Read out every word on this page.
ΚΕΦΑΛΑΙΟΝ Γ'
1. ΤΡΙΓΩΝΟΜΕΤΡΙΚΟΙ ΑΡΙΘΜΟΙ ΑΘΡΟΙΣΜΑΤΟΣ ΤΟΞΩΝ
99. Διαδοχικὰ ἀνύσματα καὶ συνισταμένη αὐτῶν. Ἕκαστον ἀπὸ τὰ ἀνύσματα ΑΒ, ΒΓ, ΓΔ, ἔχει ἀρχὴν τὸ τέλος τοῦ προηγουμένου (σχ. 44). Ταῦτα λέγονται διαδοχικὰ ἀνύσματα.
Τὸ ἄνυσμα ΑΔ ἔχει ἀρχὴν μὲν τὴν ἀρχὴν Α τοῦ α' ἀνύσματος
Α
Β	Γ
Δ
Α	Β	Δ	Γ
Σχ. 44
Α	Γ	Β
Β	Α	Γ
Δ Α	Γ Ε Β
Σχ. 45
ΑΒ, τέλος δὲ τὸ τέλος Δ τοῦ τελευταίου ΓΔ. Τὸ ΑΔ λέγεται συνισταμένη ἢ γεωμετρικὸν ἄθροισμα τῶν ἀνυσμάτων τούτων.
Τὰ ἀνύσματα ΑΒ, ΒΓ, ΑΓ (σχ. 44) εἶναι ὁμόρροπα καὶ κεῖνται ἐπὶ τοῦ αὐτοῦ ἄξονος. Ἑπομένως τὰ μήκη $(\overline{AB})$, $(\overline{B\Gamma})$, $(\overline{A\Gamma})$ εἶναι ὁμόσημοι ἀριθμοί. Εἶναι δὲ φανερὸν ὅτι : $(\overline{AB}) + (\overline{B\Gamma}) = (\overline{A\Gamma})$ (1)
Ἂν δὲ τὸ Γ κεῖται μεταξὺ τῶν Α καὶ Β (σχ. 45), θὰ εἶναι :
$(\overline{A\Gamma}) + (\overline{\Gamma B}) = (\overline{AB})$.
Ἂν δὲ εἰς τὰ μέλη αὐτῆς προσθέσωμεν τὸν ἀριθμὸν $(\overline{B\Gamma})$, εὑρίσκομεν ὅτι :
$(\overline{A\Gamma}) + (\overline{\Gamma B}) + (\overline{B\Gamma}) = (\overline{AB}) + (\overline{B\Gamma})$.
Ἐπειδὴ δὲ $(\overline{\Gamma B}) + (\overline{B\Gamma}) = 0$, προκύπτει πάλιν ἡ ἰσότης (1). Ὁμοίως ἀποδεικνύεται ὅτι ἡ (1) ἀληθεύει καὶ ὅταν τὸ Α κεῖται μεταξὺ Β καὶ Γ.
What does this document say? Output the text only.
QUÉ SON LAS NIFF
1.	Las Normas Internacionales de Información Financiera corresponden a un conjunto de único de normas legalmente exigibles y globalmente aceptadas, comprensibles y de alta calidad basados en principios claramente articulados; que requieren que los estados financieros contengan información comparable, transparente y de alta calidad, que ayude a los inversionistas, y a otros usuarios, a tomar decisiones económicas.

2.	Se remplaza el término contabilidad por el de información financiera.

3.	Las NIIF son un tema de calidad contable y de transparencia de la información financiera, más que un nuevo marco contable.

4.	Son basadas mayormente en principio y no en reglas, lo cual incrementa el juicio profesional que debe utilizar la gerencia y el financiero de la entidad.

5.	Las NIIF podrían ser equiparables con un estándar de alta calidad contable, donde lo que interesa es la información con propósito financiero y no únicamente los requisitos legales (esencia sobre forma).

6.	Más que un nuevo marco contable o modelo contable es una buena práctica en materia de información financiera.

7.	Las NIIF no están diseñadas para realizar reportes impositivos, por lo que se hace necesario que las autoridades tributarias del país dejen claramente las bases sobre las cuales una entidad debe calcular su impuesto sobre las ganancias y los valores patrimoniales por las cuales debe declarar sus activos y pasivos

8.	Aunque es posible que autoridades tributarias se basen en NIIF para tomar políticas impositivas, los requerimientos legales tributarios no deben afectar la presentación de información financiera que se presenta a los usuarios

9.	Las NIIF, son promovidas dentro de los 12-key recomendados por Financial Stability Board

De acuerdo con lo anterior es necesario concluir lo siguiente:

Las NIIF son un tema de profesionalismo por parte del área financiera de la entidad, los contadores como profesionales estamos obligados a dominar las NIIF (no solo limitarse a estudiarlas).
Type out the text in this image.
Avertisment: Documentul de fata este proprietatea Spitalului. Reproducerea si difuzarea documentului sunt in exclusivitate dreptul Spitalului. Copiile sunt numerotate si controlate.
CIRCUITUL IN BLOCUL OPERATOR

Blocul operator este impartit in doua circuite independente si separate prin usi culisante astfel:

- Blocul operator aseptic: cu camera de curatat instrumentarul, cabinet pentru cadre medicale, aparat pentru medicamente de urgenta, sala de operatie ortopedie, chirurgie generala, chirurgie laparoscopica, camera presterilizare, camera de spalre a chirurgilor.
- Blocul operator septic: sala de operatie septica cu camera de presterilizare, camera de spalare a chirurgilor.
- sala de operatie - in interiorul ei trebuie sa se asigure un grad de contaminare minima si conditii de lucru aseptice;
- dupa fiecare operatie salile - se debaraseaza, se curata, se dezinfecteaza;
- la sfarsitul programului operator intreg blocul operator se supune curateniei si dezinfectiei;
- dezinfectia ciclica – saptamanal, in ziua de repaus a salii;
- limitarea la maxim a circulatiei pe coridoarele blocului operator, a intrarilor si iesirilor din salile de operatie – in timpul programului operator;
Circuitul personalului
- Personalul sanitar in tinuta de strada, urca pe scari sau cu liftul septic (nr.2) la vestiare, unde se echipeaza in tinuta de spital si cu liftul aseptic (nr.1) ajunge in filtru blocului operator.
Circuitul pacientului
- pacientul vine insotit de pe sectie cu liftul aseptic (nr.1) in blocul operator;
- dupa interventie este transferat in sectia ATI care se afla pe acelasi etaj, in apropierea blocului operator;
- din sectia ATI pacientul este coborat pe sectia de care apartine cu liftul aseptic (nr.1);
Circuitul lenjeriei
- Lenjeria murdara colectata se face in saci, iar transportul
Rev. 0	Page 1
☆ ☆ ☆
**Work required**
How many lines in the records above hold the word "text"? Give only the number.

**Output below**
2